→ **WHAT YOU WILL DO**
Gather each line containing the string "TABVAR" from these entries.

Collected data entries:
^^^^^^^^^^^^^^^^

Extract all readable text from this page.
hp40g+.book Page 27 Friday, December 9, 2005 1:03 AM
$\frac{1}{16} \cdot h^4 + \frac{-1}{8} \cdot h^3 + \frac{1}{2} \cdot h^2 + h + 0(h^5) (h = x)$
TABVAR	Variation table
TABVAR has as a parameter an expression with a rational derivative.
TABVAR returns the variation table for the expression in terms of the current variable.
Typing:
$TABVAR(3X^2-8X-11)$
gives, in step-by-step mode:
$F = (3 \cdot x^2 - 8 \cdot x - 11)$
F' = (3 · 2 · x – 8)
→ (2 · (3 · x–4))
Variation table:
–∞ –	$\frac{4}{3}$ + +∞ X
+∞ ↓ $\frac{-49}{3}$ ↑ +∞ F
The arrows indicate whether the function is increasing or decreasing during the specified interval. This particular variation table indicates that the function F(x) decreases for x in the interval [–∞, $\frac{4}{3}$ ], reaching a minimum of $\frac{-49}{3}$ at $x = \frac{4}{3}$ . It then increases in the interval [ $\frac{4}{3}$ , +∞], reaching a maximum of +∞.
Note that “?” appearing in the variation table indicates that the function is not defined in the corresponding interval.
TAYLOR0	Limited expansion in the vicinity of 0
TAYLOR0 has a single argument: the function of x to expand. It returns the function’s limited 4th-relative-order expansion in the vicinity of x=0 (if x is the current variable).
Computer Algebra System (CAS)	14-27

^^^^^^^^^^^^^^^^

→ **REPLY TO THE TASK**
TABVAR	Variation table
TABVAR has as a parameter an expression with a rational derivative.
TABVAR returns the variation table for the expression in terms of the current variable.
$TABVAR(3X^2-8X-11)$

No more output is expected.